From the entries below, copy every line holding the word "Methorst".

(Data records)
──────

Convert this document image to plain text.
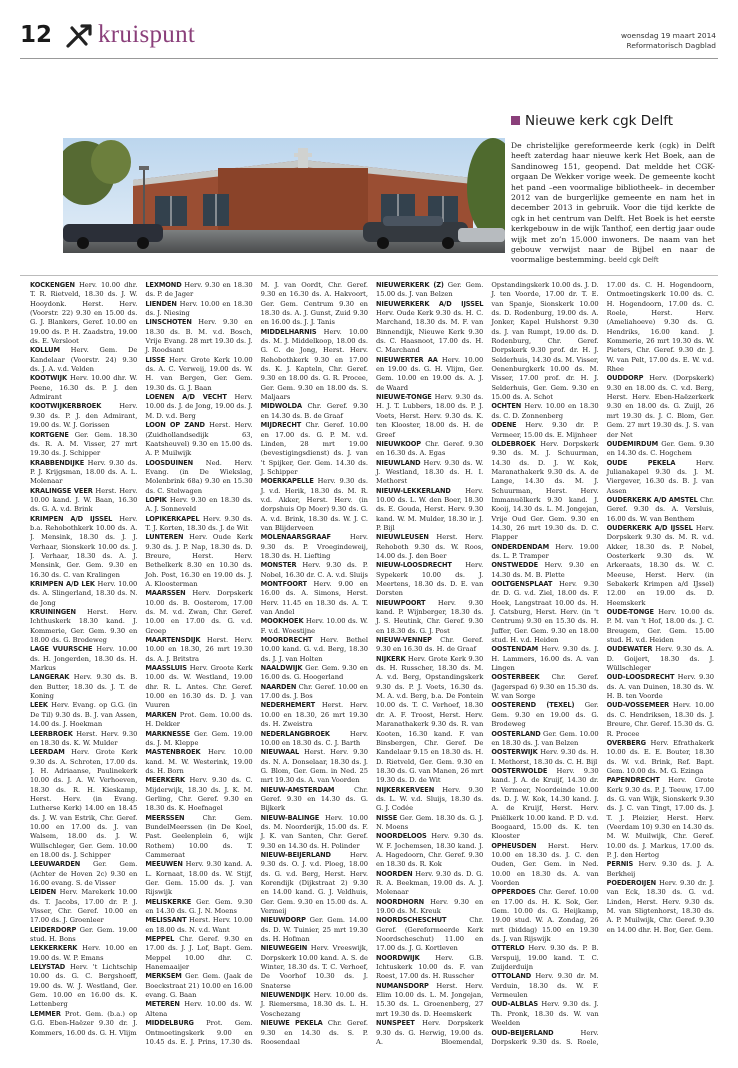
12 kruispunt	woensdag 19 maart 2014
Reformatorisch Dagblad
Nieuwe kerk cgk Delft
De christelijke gereformeerde kerk (cgk) in Delft heeft zaterdag haar nieuwe kerk Het Boek, aan de Sandinoweg 151, geopend. Dat meldde het CGK-orgaan De Wekker vorige week. De gemeente kocht het pand –een voormalige bibliotheek– in december 2012 van de burgerlijke gemeente en nam het in december 2013 in gebruik. Voor die tijd kerkte de cgk in het centrum van Delft. Het Boek is het eerste kerkgebouw in de wijk Tanthof, een dertig jaar oude wijk met zo’n 15.000 inwoners. De naam van het gebouw verwijst naar de Bijbel en naar de voormalige bestemming. beeld cgk Delft

KOCKENGEN Herv. 10.00 dhr. T. R. Rietveld, 18.30 ds. J. W. Hooydonk. Herst. Herv. (Voorstr. 22) 9.30 en 15.00 ds. G. J. Blankers, Geref. 10.00 en 19.00 ds. P. H. Zaadstra, 19.00 ds. E. Versloot

KOLLUM Herv. Gem. De Kandelaar (Voorstr. 24) 9.30 ds. J. A. v.d. Velden

KOOTWIJK Herv. 10.00 dhr. W. Peene, 16.30 ds. P. J. den Admirant

KOOTWIJKERBROEK	Herv. 9.30 ds. P. J. den Admirant, 19.00 ds. W. J. Gorissen

KORTGENE Ger. Gem. 18.30 ds. R. A. M. Visser, 27 mrt 19.30 ds. J. Schipper

KRABBENDIJKE Herv. 9.30 ds. P. J. Krijgsman, 18.00 ds. A. L. Molenaar

KRALINGSE VEER Herst. Herv. 10.00 kand. J. W. Baan, 16.30 ds. G. A. v.d. Brink

KRIMPEN A/D IJSSEL Herv. b.a. Rehobothkerk 10.00 ds. A. J. Mensink, 18.30 ds. J. J. Verhaar, Sionskerk 10.00 ds. J. J. Verhaar, 18.30 ds. A. J. Mensink, Ger. Gem. 9.30 en 16.30 ds. C. van Kralingen

KRIMPEN A/D LEK Herv. 10.00 ds. A. Slingerland, 18.30 ds. N. de Jong

KRUININGEN Herst. Herv. Ichthuskerk 18.30 kand. J. Kommerie, Ger. Gem. 9.30 en 18.00 ds. G. Brodeweg

LAGE VUURSCHE Herv. 10.00 ds. H. Jongerden, 18.30 ds. H. Markus

LANGERAK Herv. 9.30 ds. B. den Butter, 18.30 ds. J. T. de Koning

LEEK Herv. Evang. op G.G. (in De Til) 9.30 ds. B. J. van Assen, 14.00 ds. J. Hoekman

LEERBROEK Herst. Herv. 9.30 en 18.30 ds. K. W. Mulder

LEERDAM Herv. Grote Kerk 9.30 ds. A. Schroten, 17.00 ds. J. H. Adriaanse, Paulinekerk 10.00 ds. J. A. W. Verhoeven, 18.30 ds. R. H. Kieskamp, Herst. Herv. (in Evang. Lutherse Kerk) 14.00 en 18.45 ds. J. W. van Estrik, Chr. Geref. 10.00 en 17.00 ds. J. van Walsem, 18.00 ds. J. W. Wüllschleger, Ger. Gem. 10.00 en 18.00 ds. J. Schipper

LEEUWARDEN Ger. Gem. (Achter de Hoven 2c) 9.30 en 16.00 evang. S. de Visser

LEIDEN Herv. Marekerk 10.00 ds. T. Jacobs, 17.00 dr. P. J. Visser, Chr. Geref. 10.00 en 17.00 ds. J. Groenleer

LEIDERDORP Ger. Gem. 19.00 stud. H. Bons

LEKKERKERK Herv. 10.00 en 19.00 ds. W. P. Emans

LELYSTAD Herv. 't Lichtschip 10.00 ds. G. C. Bergshoeff, 19.00 ds. W. J. Westland, Ger. Gem. 10.00 en 16.00 ds. K. Lettenberg

LEMMER Prot. Gem. (b.a.) op G.G. Eben-Haëzer 9.30 dr. J. Kommers, 16.00 ds. G. H. Vlijm

LEXMOND Herv. 9.30 en 18.30 ds. P. de Jager

LIENDEN Herv. 10.00 en 18.30 ds. J. Niesing

LINSCHOTEN Herv. 9.30 en 18.30 ds. B. M. v.d. Bosch, Vrije Evang. 28 mrt 19.30 ds. J. J. Roodsant

LISSE Herv. Grote Kerk 10.00 ds. A. C. Verweij, 19.00 ds. W. H. van Bergen, Ger. Gem. 19.30 ds. G. J. Baan

LOENEN A/D VECHT Herv. 10.00 ds. J. de Jong, 19.00 ds. J. M. D. v.d. Berg

LOON OP ZAND Herst. Herv. (Zuidhollandsedijk 63, Kaatsheuvel) 9.30 en 15.00 ds. A. P. Muilwijk

LOOSDUINEN Ned. Herv. Evang. (in De Wiekslag, Molenbrink 68a) 9.30 en 15.30 ds. C. Stelwagen

LOPIK Herv. 9.30 en 18.30 ds. A. J. Sonneveld

LOPIKERKAPEL Herv. 9.30 ds. T. J. Korten, 18.30 ds. J. de Wit

LUNTEREN Herv. Oude Kerk 9.30 ds. J. P. Nap, 18.30 ds. D. Breure, Herst. Herv. Bethelkerk 8.30 en 10.30 ds. Joh. Post, 16.30 en 19.00 ds. J. A. Kloosterman

MAARSSEN Herv. Dorpskerk 10.00 ds. B. Oosterom, 17.00 ds. M. v.d. Zwan, Chr. Geref. 10.00 en 17.00 ds. G. v.d. Groep

MAARTENSDIJK Herst. Herv. 10.00 en 18.30, 26 mrt 19.30 ds. A. J. Britstra

MAASSLUIS Herv. Groote Kerk 10.00 ds. W. Westland, 19.00 dhr. R. L. Antes. Chr. Geref. 10.00 en 16.30 ds. D. J. van Vuuren

MARKEN Prot. Gem. 10.00 ds. H. Dekker

MARKNESSE Ger. Gem. 19.00 ds. J. M. Kleppe

MASTENBROEK Herv. 10.00 kand. M. W. Westerink, 19.00 ds. H. Born

MEERKERK Herv. 9.30 ds. C. Mijderwijk, 18.30 ds. J. K. M. Gerling, Chr. Geref. 9.30 en 18.30 ds. K. Hoefnagel

MEERSSEN	Chr. Gem. BundelMeerssen (in De Koel, Past. Geelenplein 6, wijk Rothem) 10.00 ds. T. Cammeraat

MEEUWEN Herv. 9.30 kand. A. L. Kornaat, 18.00 ds. W. Stijf, Ger. Gem. 15.00 ds. J. van Rijswijk

MELISKERKE Ger. Gem. 9.30 en 14.30 ds. G. J. N. Moens

MELISSANT Herst. Herv. 10.00 en 18.00 ds. N. v.d. Want

MEPPEL Chr. Geref. 9.30 en 17.00 ds. J. J. Lof, Bapt. Gem. Meppel 10.00 dhr. C. Hanemaaijer

MERKSEM Ger. Gem. (Jaak de Boeckstraat 21) 10.00 en 16.00 evang. G. Baan

METEREN Herv. 10.00 ds. W. Altena

MIDDELBURG Prot. Gem. Ontmoetingskerk 9.00 en 10.45 ds. E. J. Prins, 17.30 ds. M. J. van Oordt, Chr. Geref. 9.30 en 16.30 ds. A. Hakvoort, Ger. Gem. Centrum 9.30 en 18.30 ds. A. J. Gunst, Zuid 9.30 en 16.00 ds. J. J. Tanis

MIDDELHARNIS Herv. 10.00 ds. M. J. Middelkoop, 18.00 ds. G. C. de Jong, Herst. Herv. Rehobothkerk 9.30 en 17.00 ds. K. J. Kapteln, Chr. Geref. 9.30 en 18.00 ds. G. R. Procee, Ger. Gem. 9.30 en 18.00 ds. S. Maljaars

MIDWOLDA Chr. Geref. 9.30 en 14.30 ds. B. de Graaf

MIJDRECHT Chr. Geref. 10.00 en 17.00 ds. G. P. M. v.d. Linden, 28 mrt 19.00 (bevestigingsdienst) ds. J. van 't Spijker, Ger. Gem. 14.30 ds. J. Schipper

MOERKAPELLE Herv. 9.30 ds. J. v.d. Herik, 18.30 ds. M. R. v.d. Akker, Herst. Herv. (in dorpshuis Op Moer) 9.30 ds. G. A. v.d. Brink, 18.30 ds. W. J. C. van Blijderveen

MOLENAARSGRAAF	Herv. 9.30 ds. P. Vroegindeweij, 18.30 ds. H. Liefting

MONSTER Herv. 9.30 ds. P. Nobel, 16.30 dr. C. A. v.d. Sluijs

MONTFOORT Herv. 9.00 en 16.00 ds. A. Simons, Herst. Herv. 11.45 en 18.30 ds. A. T. van Andel

MOOKHOEK Herv. 10.00 ds. W. F. v.d. Woestijne

MOORDRECHT Herv. Bethel 10.00 kand. G. v.d. Berg, 18.30 ds. J. J. van Holten

NAALDWIJK Ger. Gem. 9.30 en 16.00 ds. G. Hoogerland

NAARDEN Chr. Geref. 10.00 en 17.00 ds. J. Bos

NEDERHEMERT Herst. Herv. 10.00 en 18.30, 26 mrt 19.30 ds. H. Zweistra

NEDERLANGBROEK	Herv. 10.00 en 18.30 ds. C. J. Barth

NIEUWAAL Herst. Herv. 9.30 ds. N. A. Donselaar, 18.30 ds. J. G. Blom, Ger. Gem. in Ned. 25 mrt 19.30 ds. A. van Voorden

NIEUW-AMSTERDAM	Chr. Geref. 9.30 en 14.30 ds. G. Bijkerk

NIEUW-BALINGE Herv. 10.00 ds. M. Noorderijk, 15.00 ds. F. J. K. van Santen, Chr. Geref. 9.30 en 14.30 ds. H. Polinder

NIEUW-BEIJERLAND	Herv. 9.30 ds. O. J. v.d. Ploeg, 18.00 ds. G. v.d. Berg, Herst. Herv. Korendijk (Dijkstraat 2) 9.30 en 14.00 kand. G. J. Veldhuis, Ger. Gem. 9.30 en 15.00 ds. A. Vermeij

NIEUWDORP Ger. Gem. 14.00 ds. D. W. Tuinier, 25 mrt 19.30 ds. H. Hofman

NIEUWEGEIN Herv. Vreeswijk, Dorpskerk 10.00 kand. A. S. de Winter, 18.30 ds. T. C. Verhoef, De Voorhof 10.30 ds. J. Snaterse

NIEUWENDIJK Herv. 10.00 ds. J. Riemersma, 18.30 ds. L. H. Voschezang

NIEUWE PEKELA Chr. Geref. 9.30 en 14.30 ds. S. P. Roosendaal

NIEUWERKERK (Z) Ger. Gem. 15.00 ds. J. van Belzen

NIEUWERKERK A/D IJSSEL Herv. Oude Kerk 9.30 ds. H. C. Marchand, 18.30 ds. M. F. van Binnendijk, Nieuwe Kerk 9.30 ds. C. Haasnoot, 17.00 ds. H. C. Marchand

NIEUWERTER AA Herv. 10.00 en 19.00 ds. G. H. Vlijm, Ger. Gem. 10.00 en 19.00 ds. A. J. de Waard

NIEUWE-TONGE Herv. 9.30 ds. H. J. T. Lubbers, 18.00 ds. P. J. Voets, Herst. Herv. 9.30 ds. K. ten Klooster, 18.00 ds. H. de Greef

NIEUWKOOP Chr. Geref. 9.30 en 16.30 ds. A. Egas

NIEUWLAND Herv. 9.30 ds. W. J. Westland, 18.30 ds. H. I. Methorst

NIEUW-LEKKERLAND Herv. 10.00 ds. L. W. den Boer, 18.30 ds. E. Gouda, Herst. Herv. 9.30 kand. W. M. Mulder, 18.30 ir. J. P. Bijl

NIEUWLEUSEN Herst. Herv. Rehoboth 9.30 ds. W. Roos, 14.00 ds. J. den Boer

NIEUW-LOOSDRECHT Herv. Sypekerk 10.00 ds. J. Meertens, 18.30 ds. D. E. van Dorsten

NIEUWPOORT Herv. 9.30 kand. P. Wijnberger, 18.30 ds. J. S. Heutink, Chr. Geref. 9.30 en 18.30 ds. G. J. Post

NIEUW-VENNEP Chr. Geref. 9.30 en 16.30 ds. H. de Graaf

NIJKERK Herv. Grote Kerk 9.30 ds. H. Russcher, 18.30 ds. M. A. v.d. Berg, Opstandingskerk 9.30 ds. P. J. Voets, 16.30 ds. M. A. v.d. Berg, b.a. De Fontein 10.00 ds. T. C. Verhoef, 18.30 dr. A. F. Troost, Herst. Herv. Maranathakerk 9.30 ds. R. van Kooten, 16.30 kand. F. van Binsbergen, Chr. Geref. De Kandelaar 9.15 en 18.30 ds. H. D. Rietveld, Ger. Gem. 9.30 en 18.30 ds. G. van Manen, 26 mrt 19.30 ds. D. de Wit

NIJKERKERVEEN Herv. 9.30 ds. L. W. v.d. Sluijs, 18.30 ds. G. J. Codée

NISSE Ger. Gem. 18.30 ds. G. J. N. Moens

NOORDELOOS Herv. 9.30 ds. W. F. Jochemsen, 18.30 kand. J. A. Hagedoorn, Chr. Geref. 9.30 en 18.30 ds. R. Kok

NOORDEN Herv. 9.30 ds. D. G. R. A. Beekman, 19.00 ds. A. J. Molenaar

NOORDHORN Herv. 9.30 en 19.00 ds. M. Kreuk

NOORDSCHESCHUT	Chr. Geref. (Gereformeerde Kerk Noordscheschut) 11.00 en 17.00 ds. J. G. Kortleven

NOORDWIJK Herv. G.B. Ichtuskerk 10.00 ds. F. van Roest, 17.00 ds. H. Russcher

NUMANSDORP Herst. Herv. Elim 10.00 ds. L. M. Jongejan, 15.30 ds. L. Groenenberg, 27 mrt 19.30 ds. D. Heemskerk

NUNSPEET Herv. Dorpskerk 9.30 ds. G. Herwig, 19.00 ds. A. Bloemendal, Opstandingskerk 10.00 ds. J. D. J. ten Voorde, 17.00 dr. T. E. van Spanje, Sionskerk 10.00 ds. D. Rodenburg, 19.00 ds. A. Jonker, Kapel Hulshorst 9.30 ds. J. van Rumpt, 19.00 ds. D. Rodenburg, Chr. Geref. Dorpskerk 9.30 prof. dr. H. J. Selderhuis, 14.30 ds. M. Visser, Oenenburgkerk 10.00 ds. M. Visser, 17.00 prof. dr. H. J. Selderhuis, Ger. Gem. 9.30 en 15.00 ds. A. Schot

OCHTEN Herv. 10.00 en 18.30 ds. C. D. Zonnenberg

ODENE Herv. 9.30 dr. P. Vermeer, 15.00 ds. E. Mijnheer

OLDEBROEK Herv. Dorpskerk 9.30 ds. M. J. Schuurman, 14.30 ds. D. J. W. Kok, Maranathakerk 9.30 ds. A. de Lange, 14.30 ds. M. J. Schuurman, Herst. Herv. Immanuëlkerk 9.30 kand. J. Kooij, 14.30 ds. L. M. Jongejan, Vrije Oud Ger. Gem. 9.30 en 14.30, 26 mrt 19.30 ds. D. C. Flapper

ONDERDENDAM Herv. 19.00 ds. L. P. Tramper

ONSTWEDDE Herv. 9.30 en 14.30 ds. M. B. Plette

OOLTGENSPLAAT Herv. 9.30 dr. D. G. v.d. Ziel, 18.00 ds. F. Hoek, Langstraat 10.00 ds. H. J. Catsburg, Herst. Herv. (in 't Centrum) 9.30 en 15.30 ds. H. Juffer, Ger. Gem. 9.30 en 18.00 stud. H. v.d. Heiden

OOSTENDAM Herv. 9.30 ds. J. H. Lammers, 16.00 ds. A. van Lingen

OOSTERBEEK Chr. Geref. (Jagerspad 6) 9.30 en 15.30 ds. W. van Sorge

OOSTEREND (TEXEL) Ger. Gem. 9.30 en 19.00 ds. G. Brodeweg

OOSTERLAND Ger. Gem. 10.00 en 18.30 ds. J. van Belzen

OOSTERWIJK Herv. 9.30 ds. H. I. Methorst, 18.30 ds. C. H. Bijl

OOSTERWOLDE Herv. 9.30 kand. J. A. de Kruijf, 14.30 dr. P. Vermeer, Noordeinde 10.00 ds. D. J. W. Kok, 14.30 kand. J. A. de Kruijf, Herst. Herv. Pniëlkerk 10.00 kand. P. D. v.d. Boogaard, 15.00 ds. K. ten Klooster

OPHEUSDEN Herst. Herv. 10.00 en 18.30 ds. J. C. den Ouden, Ger. Gem. in Ned. 10.00 en 18.30 ds. A. van Voorden

OPPERDOES Chr. Geref. 10.00 en 17.00 ds. H. K. Sok, Ger. Gem. 10.00 ds. G. Heijkamp, 19.00 stud. W. A. Zondag, 26 mrt (biddag) 15.00 en 19.30 ds. J. van Rijswijk

OTTERLO Herv. 9.30 ds. P. B. Verspuij, 19.00 kand. T. C. Zuijderduijn

OTTOLAND Herv. 9.30 dr. M. Verduin, 18.30 ds. W. F. Vermeulen

OUD-ALBLAS Herv. 9.30 ds. J. Th. Pronk, 18.30 ds. W. van Weelden

OUD-BEIJERLAND	Herv. Dorpskerk 9.30 ds. S. Roele, 17.00 ds. C. H. Hogendoorn, Ontmoetingskerk 10.00 ds. C. H. Hogendoorn, 17.00 ds. C. Roele, Herst. Herv. (Ameliahoeve) 9.30 ds. G. Hendriks, 16.00 kand. J. Kommerie, 26 mrt 19.30 ds. W. Pieters, Chr. Geref. 9.30 dr. J. W. van Pelt, 17.00 ds. E. W. v.d. Rhee

OUDDORP Herv. (Dorpskerk) 9.30 en 18.00 ds. C. v.d. Berg, Herst. Herv. Eben-Haëzerkerk 9.30 en 18.00 ds. G. Zuijl, 26 mrt 19.30 ds. J. C. Blom, Ger. Gem. 27 mrt 19.30 ds. J. S. van der Net

OUDEMIRDUM Ger. Gem. 9.30 en 14.30 ds. C. Hogchem

OUDE PEKELA	Herv. Julianakapel 9.30 ds. J. M. Viergever, 16.30 ds. B. J. van Assen

OUDERKERK A/D AMSTEL Chr. Geref. 9.30 ds. A. Versluis, 16.00 ds. W. van Benthem

OUDERKERK A/D IJSSEL Herv. Dorpskerk 9.30 ds. M. R. v.d. Akker, 18.30 ds. P. Nobel, Oosterkerk 9.30 ds. W. Arkeraats, 18.30 ds. W. C. Meeuse, Herst. Herv. (in Sebakerk Krimpen a/d IJssel) 12.00 en 19.00 ds. D. Heemskerk

OUDE-TONGE Herv. 10.00 ds. P. M. van 't Hof, 18.00 ds. J. C. Breugem, Ger. Gem. 15.00 stud. H. v.d. Heiden

OUDEWATER Herv. 9.30 ds. A. D. Goijert, 18.30 ds. J. Wüllschleger

OUD-LOOSDRECHT Herv. 9.30 ds. A. van Duinen, 18.30 ds. W. H. B. ten Voorde

OUD-VOSSEMEER Herv. 10.00 ds. C. Hendriksen, 18.30 ds. J. Breure, Chr. Geref. 15.30 ds. G. R. Procee

OVERBERG Herv. Efrathakerk 10.00 ds. E. E. Bouter, 18.30 ds. W. v.d. Brink, Ref. Bapt. Gem. 10.00 ds. M. G. Ezinga

PAPENDRECHT Herv. Grote Kerk 9.30 ds. P. J. Teeuw, 17.00 ds. G. van Wijk, Sionskerk 9.30 ds. J. C. van Tingt, 17.00 ds. J. T. J. Pleizier, Herst. Herv. (Veerdam 10) 9.30 en 14.30 ds. M. W. Muilwijk, Chr. Geref. 10.00 ds. J. Markus, 17.00 ds. P. J. den Hertog

PERNIS Herv. 9.30 ds. J. A. Berkheij

POEDEROIJEN Herv. 9.30 dr. J. van Eck, 18.30 ds. G. v.d. Linden, Herst. Herv. 9.30 ds. M. van Sligtenhorst, 18.30 ds. A. P. Muilwijk, Chr. Geref. 9.30 en 14.00 dhr. H. Bor, Ger. Gem.
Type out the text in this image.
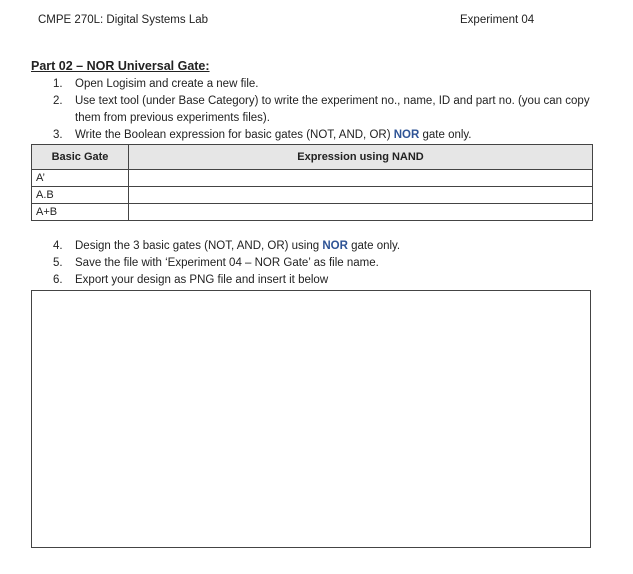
CMPE 270L: Digital Systems Lab	Experiment 04
Part 02 – NOR Universal Gate:
1. Open Logisim and create a new file.
2. Use text tool (under Base Category) to write the experiment no., name, ID and part no. (you can copy them from previous experiments files).
3. Write the Boolean expression for basic gates (NOT, AND, OR) NOR gate only.
Basic Gate	Expression using NAND
A’	
A.B	
A+B	
4. Design the 3 basic gates (NOT, AND, OR) using NOR gate only.
5. Save the file with ‘Experiment 04 – NOR Gate’ as file name.
6. Export your design as PNG file and insert it below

──────

■ THE RESULT
NIEUWLAND Herv. 9.30 ds. W. J. Westland, 18.30 ds. H. I. Methorst
OOSTERWIJK Herv. 9.30 ds. H. I. Methorst, 18.30 ds. C. H. Bijl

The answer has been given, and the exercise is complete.